__Exercise inputs__.
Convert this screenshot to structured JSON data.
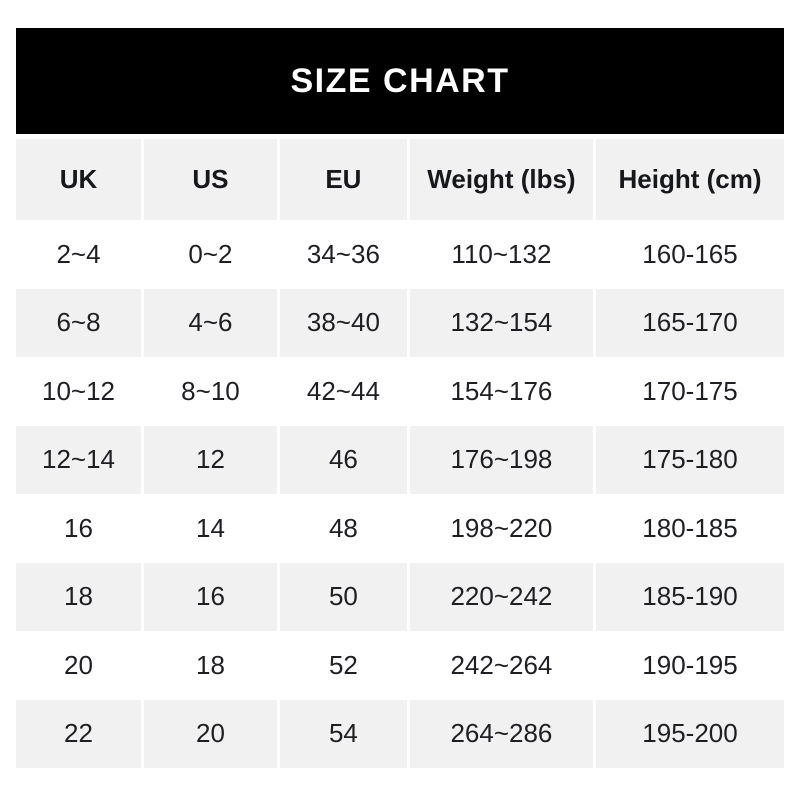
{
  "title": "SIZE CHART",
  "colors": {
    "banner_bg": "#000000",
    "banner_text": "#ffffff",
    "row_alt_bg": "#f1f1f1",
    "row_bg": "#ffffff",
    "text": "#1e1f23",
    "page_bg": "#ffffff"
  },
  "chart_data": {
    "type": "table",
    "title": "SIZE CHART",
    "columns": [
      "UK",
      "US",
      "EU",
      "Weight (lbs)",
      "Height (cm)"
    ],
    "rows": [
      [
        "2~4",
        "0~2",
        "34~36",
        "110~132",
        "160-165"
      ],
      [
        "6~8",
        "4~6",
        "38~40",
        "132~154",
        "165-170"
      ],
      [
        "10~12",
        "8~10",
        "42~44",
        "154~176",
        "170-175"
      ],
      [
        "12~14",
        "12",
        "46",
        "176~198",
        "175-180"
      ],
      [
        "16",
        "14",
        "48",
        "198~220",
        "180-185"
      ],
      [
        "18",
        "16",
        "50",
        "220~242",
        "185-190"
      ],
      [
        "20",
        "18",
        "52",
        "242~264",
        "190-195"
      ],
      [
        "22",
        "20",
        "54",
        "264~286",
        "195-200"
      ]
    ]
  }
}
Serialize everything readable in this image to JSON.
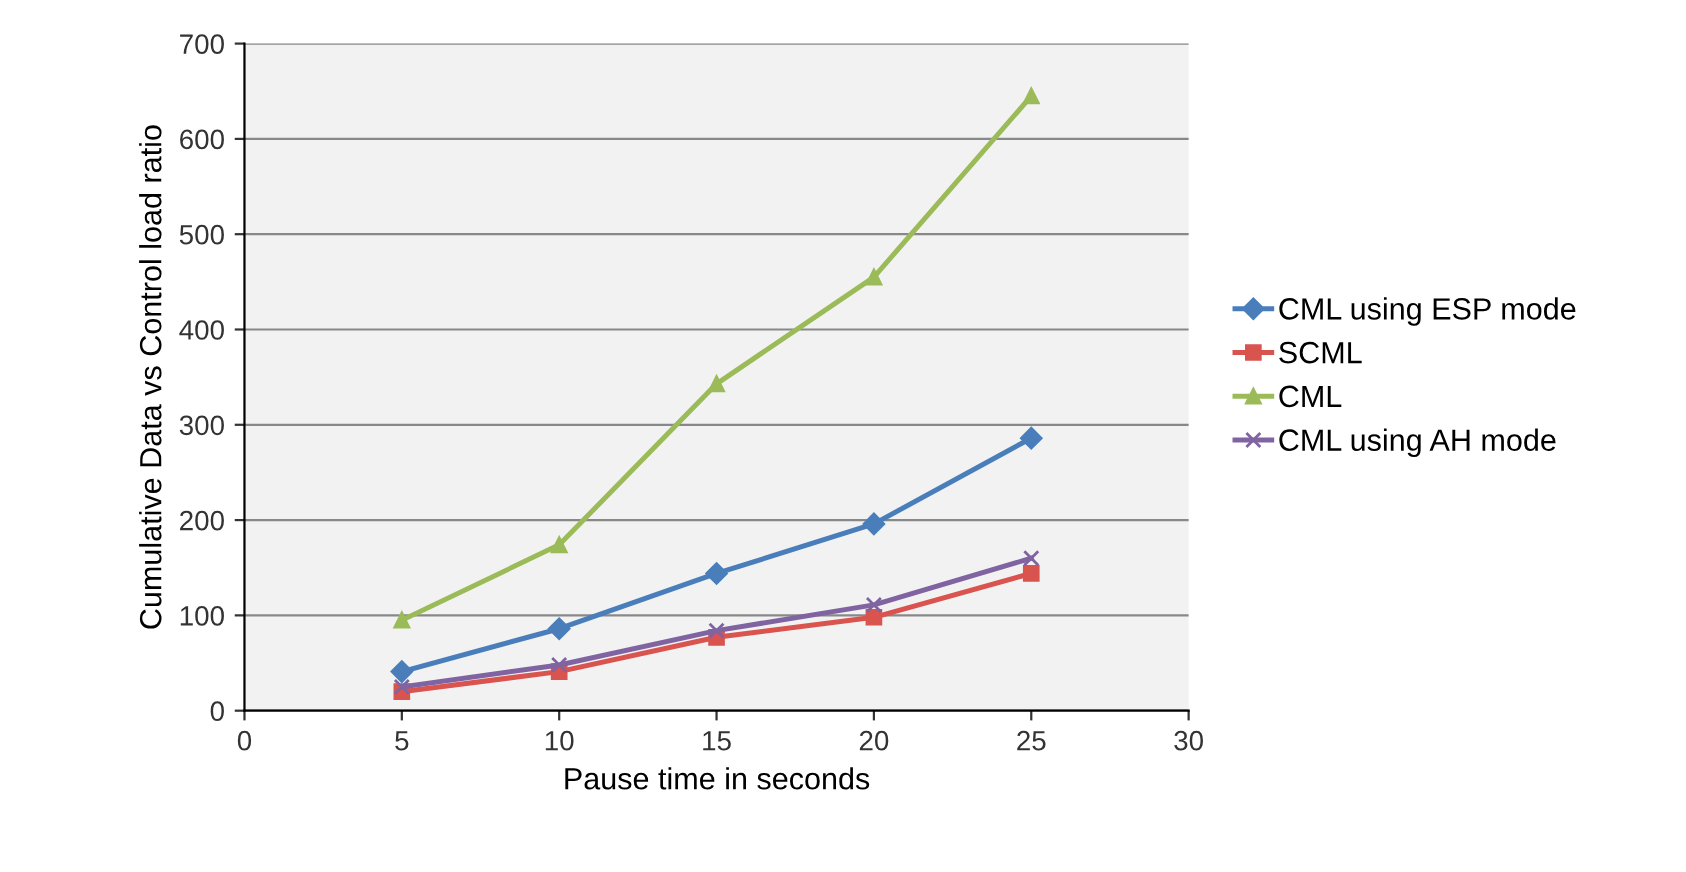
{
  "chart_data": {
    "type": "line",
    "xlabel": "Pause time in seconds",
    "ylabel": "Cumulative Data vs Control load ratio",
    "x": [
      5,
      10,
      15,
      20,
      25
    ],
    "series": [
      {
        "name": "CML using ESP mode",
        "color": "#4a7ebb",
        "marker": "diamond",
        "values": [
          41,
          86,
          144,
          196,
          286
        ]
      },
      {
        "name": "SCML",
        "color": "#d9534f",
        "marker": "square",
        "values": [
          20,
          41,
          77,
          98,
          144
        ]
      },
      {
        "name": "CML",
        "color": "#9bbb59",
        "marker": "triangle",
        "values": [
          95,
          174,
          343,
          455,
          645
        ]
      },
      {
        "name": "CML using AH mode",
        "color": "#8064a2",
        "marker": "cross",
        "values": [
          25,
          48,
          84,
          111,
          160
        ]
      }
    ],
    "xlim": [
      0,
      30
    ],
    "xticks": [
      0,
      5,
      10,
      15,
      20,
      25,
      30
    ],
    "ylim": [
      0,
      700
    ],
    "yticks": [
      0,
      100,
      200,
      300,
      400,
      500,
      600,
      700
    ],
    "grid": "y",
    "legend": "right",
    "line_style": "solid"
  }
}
--
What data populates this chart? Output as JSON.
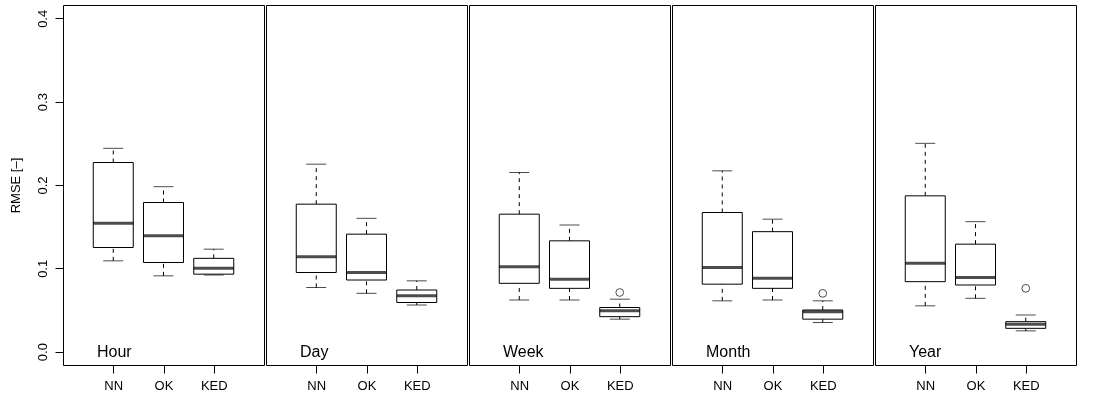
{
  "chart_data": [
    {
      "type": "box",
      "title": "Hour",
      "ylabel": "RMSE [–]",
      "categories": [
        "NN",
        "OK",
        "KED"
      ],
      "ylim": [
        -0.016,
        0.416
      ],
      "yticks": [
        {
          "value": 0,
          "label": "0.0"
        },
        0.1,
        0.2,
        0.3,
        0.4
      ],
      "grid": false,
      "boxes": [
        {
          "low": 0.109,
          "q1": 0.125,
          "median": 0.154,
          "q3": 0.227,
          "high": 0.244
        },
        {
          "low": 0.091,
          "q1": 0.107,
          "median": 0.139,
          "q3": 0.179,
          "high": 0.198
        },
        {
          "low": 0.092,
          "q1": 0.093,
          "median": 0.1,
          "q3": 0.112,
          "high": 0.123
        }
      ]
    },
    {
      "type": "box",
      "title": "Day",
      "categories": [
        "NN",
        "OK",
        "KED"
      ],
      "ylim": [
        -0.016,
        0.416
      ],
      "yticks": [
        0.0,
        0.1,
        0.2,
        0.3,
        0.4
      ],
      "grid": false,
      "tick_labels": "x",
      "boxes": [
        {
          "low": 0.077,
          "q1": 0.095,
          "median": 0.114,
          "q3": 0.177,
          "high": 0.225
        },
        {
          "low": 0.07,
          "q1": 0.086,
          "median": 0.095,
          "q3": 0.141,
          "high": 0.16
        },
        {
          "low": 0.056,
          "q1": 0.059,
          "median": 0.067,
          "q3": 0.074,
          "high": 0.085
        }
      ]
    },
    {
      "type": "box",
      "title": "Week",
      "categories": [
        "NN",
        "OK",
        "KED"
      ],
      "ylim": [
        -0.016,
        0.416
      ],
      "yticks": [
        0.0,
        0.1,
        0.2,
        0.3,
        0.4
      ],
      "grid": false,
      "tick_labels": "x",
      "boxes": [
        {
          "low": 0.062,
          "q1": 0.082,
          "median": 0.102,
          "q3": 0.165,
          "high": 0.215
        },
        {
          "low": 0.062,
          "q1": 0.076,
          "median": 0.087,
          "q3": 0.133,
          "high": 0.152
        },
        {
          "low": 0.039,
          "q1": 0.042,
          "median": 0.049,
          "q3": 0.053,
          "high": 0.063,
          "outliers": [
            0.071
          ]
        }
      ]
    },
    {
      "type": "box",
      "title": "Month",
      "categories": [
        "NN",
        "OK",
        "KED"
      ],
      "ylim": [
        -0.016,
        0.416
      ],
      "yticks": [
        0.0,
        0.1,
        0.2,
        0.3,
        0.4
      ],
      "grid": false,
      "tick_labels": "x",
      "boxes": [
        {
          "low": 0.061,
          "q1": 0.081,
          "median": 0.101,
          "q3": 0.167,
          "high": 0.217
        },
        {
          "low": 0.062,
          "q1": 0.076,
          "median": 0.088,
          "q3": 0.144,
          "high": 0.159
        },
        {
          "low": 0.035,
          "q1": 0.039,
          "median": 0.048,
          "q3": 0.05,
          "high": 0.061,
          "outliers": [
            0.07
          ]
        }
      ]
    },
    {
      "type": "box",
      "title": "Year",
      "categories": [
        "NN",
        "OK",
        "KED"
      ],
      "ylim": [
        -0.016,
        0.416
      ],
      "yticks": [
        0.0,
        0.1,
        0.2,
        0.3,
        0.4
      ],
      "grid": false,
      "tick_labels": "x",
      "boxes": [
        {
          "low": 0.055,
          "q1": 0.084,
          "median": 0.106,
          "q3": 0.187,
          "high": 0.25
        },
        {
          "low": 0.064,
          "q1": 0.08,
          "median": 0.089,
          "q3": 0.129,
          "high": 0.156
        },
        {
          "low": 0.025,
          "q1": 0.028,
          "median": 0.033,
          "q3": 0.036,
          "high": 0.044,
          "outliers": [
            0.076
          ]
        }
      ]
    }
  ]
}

__Goal__.
Go over the records above and tally each line that includes "JSON". Give the total by itself.

__Solution__.
3